→ **What this task involves**
Quote the whole listing verbatim.

→ **Entries**
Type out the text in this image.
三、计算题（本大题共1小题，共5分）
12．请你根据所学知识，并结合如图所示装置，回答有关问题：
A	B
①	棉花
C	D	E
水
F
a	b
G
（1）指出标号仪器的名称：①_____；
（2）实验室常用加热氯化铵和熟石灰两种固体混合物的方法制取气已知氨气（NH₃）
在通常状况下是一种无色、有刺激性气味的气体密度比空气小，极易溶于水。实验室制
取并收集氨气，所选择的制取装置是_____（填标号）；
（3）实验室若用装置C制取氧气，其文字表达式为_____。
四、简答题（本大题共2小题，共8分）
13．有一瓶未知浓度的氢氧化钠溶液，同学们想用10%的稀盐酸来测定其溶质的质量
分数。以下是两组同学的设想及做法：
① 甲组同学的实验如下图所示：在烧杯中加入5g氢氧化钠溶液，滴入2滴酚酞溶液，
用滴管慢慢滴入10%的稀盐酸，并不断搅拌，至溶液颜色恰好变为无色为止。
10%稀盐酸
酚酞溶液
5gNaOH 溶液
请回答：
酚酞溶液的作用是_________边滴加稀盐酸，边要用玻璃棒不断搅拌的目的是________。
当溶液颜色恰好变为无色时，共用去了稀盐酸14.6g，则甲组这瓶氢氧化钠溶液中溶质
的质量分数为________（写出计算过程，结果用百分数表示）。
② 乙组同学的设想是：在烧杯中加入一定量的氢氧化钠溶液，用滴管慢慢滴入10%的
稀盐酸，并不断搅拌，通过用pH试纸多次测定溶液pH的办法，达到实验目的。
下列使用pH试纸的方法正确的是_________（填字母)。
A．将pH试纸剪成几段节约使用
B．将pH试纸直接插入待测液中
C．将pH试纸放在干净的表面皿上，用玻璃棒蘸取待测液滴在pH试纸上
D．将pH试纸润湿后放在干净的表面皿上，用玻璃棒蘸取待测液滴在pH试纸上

→ **Completed task**
Type out the text in this image.
三、计算题（本大题共1小题，共5分）
12．请你根据所学知识，并结合如图所示装置，回答有关问题：
A	B
①	棉花
C	D	E
水
F
a	b
G
（1）指出标号仪器的名称：①_____；
（2）实验室常用加热氯化铵和熟石灰两种固体混合物的方法制取气已知氨气（NH₃）
在通常状况下是一种无色、有刺激性气味的气体密度比空气小，极易溶于水。实验室制
取并收集氨气，所选择的制取装置是_____（填标号）；
（3）实验室若用装置C制取氧气，其文字表达式为_____。
四、简答题（本大题共2小题，共8分）
13．有一瓶未知浓度的氢氧化钠溶液，同学们想用10%的稀盐酸来测定其溶质的质量
分数。以下是两组同学的设想及做法：
① 甲组同学的实验如下图所示：在烧杯中加入5g氢氧化钠溶液，滴入2滴酚酞溶液，
用滴管慢慢滴入10%的稀盐酸，并不断搅拌，至溶液颜色恰好变为无色为止。
10%稀盐酸
酚酞溶液
5gNaOH 溶液
请回答：
酚酞溶液的作用是_________边滴加稀盐酸，边要用玻璃棒不断搅拌的目的是________。
当溶液颜色恰好变为无色时，共用去了稀盐酸14.6g，则甲组这瓶氢氧化钠溶液中溶质
的质量分数为________（写出计算过程，结果用百分数表示）。
② 乙组同学的设想是：在烧杯中加入一定量的氢氧化钠溶液，用滴管慢慢滴入10%的
稀盐酸，并不断搅拌，通过用pH试纸多次测定溶液pH的办法，达到实验目的。
下列使用pH试纸的方法正确的是_________（填字母)。
A．将pH试纸剪成几段节约使用
B．将pH试纸直接插入待测液中
C．将pH试纸放在干净的表面皿上，用玻璃棒蘸取待测液滴在pH试纸上
D．将pH试纸润湿后放在干净的表面皿上，用玻璃棒蘸取待测液滴在pH试纸上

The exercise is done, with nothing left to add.